*TASK DETAILS:* Produce an exact transcription of the listing below, omitting the pictures.

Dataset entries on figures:
╔══

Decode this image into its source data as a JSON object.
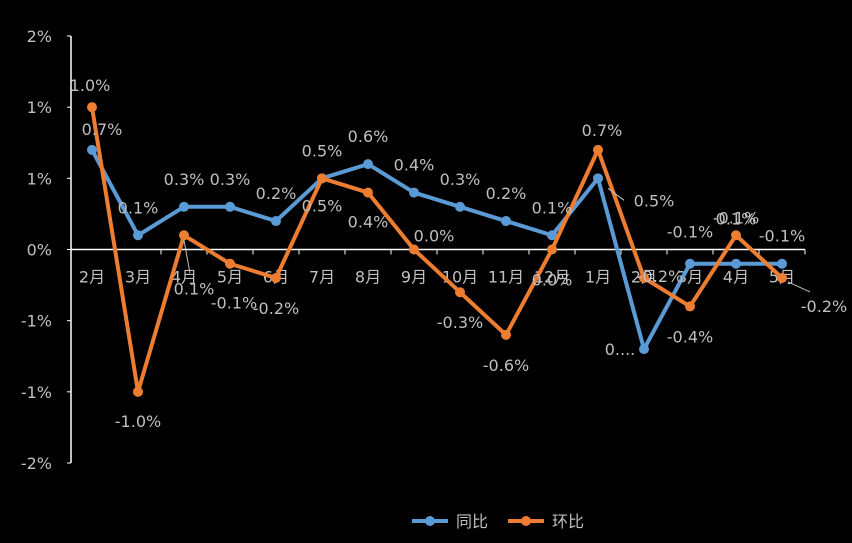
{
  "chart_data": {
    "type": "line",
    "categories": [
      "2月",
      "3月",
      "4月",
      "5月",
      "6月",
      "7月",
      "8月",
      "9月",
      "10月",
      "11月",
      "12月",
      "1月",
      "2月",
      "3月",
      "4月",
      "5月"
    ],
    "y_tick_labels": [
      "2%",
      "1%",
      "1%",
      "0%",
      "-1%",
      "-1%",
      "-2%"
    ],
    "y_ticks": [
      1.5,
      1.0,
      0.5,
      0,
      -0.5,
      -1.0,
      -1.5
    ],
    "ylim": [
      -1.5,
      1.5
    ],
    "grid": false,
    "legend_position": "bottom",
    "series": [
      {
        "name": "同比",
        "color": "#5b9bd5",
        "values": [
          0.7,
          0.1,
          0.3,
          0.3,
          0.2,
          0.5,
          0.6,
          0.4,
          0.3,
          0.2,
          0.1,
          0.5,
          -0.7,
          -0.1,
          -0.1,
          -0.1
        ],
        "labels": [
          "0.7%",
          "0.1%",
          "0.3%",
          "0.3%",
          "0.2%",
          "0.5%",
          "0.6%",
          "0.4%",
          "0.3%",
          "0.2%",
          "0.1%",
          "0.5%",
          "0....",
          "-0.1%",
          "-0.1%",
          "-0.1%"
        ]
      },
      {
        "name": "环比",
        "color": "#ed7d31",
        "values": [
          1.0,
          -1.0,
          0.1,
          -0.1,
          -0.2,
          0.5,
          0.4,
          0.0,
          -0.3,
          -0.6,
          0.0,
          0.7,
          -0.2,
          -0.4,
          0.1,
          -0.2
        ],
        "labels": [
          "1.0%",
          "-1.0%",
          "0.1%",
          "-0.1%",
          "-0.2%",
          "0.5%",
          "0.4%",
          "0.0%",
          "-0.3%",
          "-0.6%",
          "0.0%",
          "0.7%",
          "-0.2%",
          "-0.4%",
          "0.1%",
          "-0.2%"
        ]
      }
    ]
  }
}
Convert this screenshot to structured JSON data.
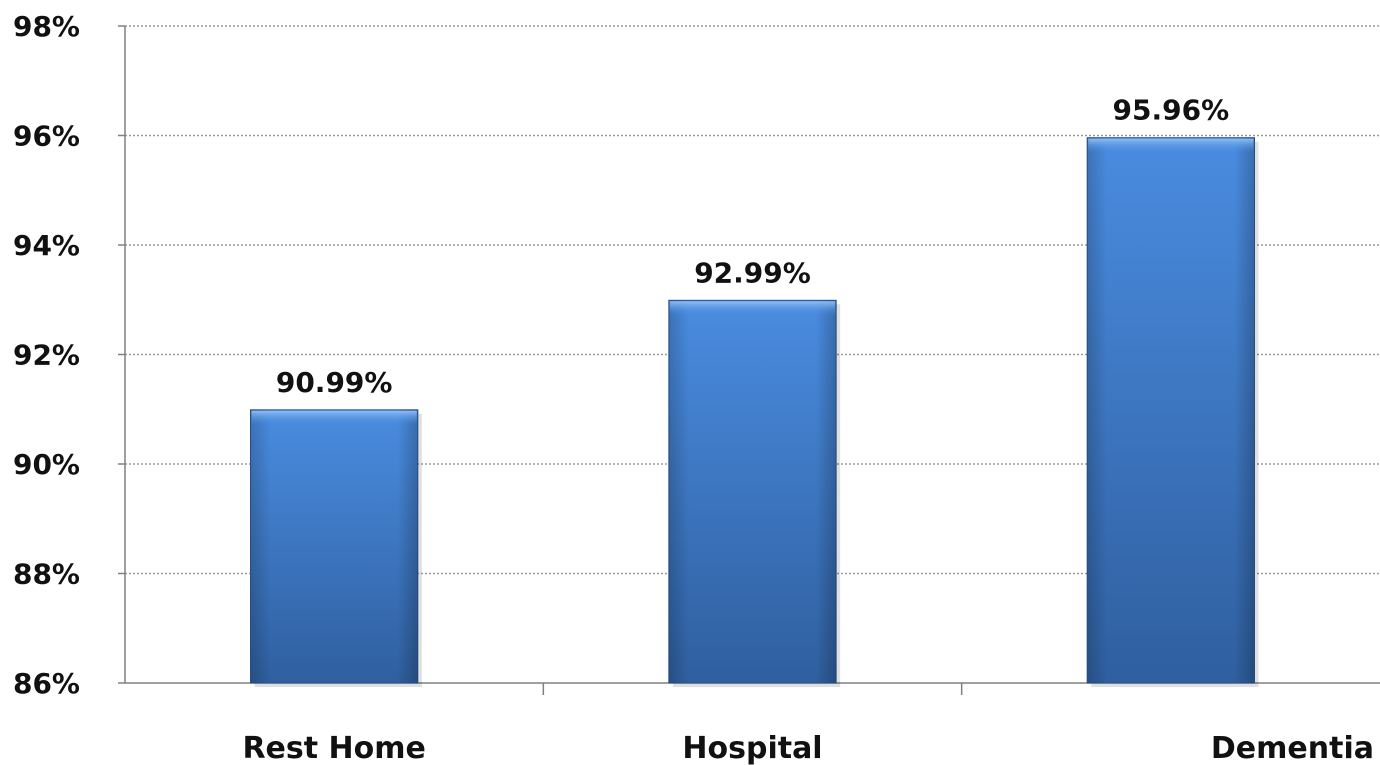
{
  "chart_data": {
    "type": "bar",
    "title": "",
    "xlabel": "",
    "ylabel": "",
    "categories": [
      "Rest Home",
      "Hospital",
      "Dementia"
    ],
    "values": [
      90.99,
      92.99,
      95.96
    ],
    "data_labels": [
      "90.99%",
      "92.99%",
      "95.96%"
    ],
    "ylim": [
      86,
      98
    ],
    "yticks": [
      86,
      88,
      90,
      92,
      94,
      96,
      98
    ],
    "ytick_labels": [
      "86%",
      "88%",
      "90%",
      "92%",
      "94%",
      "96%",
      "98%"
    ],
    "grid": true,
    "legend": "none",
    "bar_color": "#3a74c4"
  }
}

╚══

*TASK OUTPUT:*
Decode this image into its source data as a JSON object.
{
  "chart_data": {
    "type": "line",
    "categories": [
      "2月",
      "3月",
      "4月",
      "5月",
      "6月",
      "7月",
      "8月",
      "9月",
      "10月",
      "11月",
      "12月",
      "1月",
      "2月",
      "3月",
      "4月",
      "5月"
    ],
    "y_tick_labels": [
      "2%",
      "1%",
      "1%",
      "0%",
      "-1%",
      "-1%",
      "-2%"
    ],
    "y_ticks": [
      1.5,
      1.0,
      0.5,
      0,
      -0.5,
      -1.0,
      -1.5
    ],
    "ylim": [
      -1.5,
      1.5
    ],
    "grid": false,
    "legend_position": "bottom",
    "series": [
      {
        "name": "同比",
        "color": "#5b9bd5",
        "values": [
          0.7,
          0.1,
          0.3,
          0.3,
          0.2,
          0.5,
          0.6,
          0.4,
          0.3,
          0.2,
          0.1,
          0.5,
          -0.7,
          -0.1,
          -0.1,
          -0.1
        ],
        "labels": [
          "0.7%",
          "0.1%",
          "0.3%",
          "0.3%",
          "0.2%",
          "0.5%",
          "0.6%",
          "0.4%",
          "0.3%",
          "0.2%",
          "0.1%",
          "0.5%",
          "0....",
          "-0.1%",
          "-0.1%",
          "-0.1%"
        ]
      },
      {
        "name": "环比",
        "color": "#ed7d31",
        "values": [
          1.0,
          -1.0,
          0.1,
          -0.1,
          -0.2,
          0.5,
          0.4,
          0.0,
          -0.3,
          -0.6,
          0.0,
          0.7,
          -0.2,
          -0.4,
          0.1,
          -0.2
        ],
        "labels": [
          "1.0%",
          "-1.0%",
          "0.1%",
          "-0.1%",
          "-0.2%",
          "0.5%",
          "0.4%",
          "0.0%",
          "-0.3%",
          "-0.6%",
          "0.0%",
          "0.7%",
          "-0.2%",
          "-0.4%",
          "0.1%",
          "-0.2%"
        ]
      }
    ]
  }
}
Convert this screenshot to structured JSON data.
{
  "chart_data": {
    "type": "bar",
    "title": "",
    "xlabel": "",
    "ylabel": "",
    "categories": [
      "Rest Home",
      "Hospital",
      "Dementia"
    ],
    "values": [
      90.99,
      92.99,
      95.96
    ],
    "data_labels": [
      "90.99%",
      "92.99%",
      "95.96%"
    ],
    "ylim": [
      86,
      98
    ],
    "yticks": [
      86,
      88,
      90,
      92,
      94,
      96,
      98
    ],
    "ytick_labels": [
      "86%",
      "88%",
      "90%",
      "92%",
      "94%",
      "96%",
      "98%"
    ],
    "grid": true,
    "legend": "none",
    "bar_color": "#3a74c4"
  }
}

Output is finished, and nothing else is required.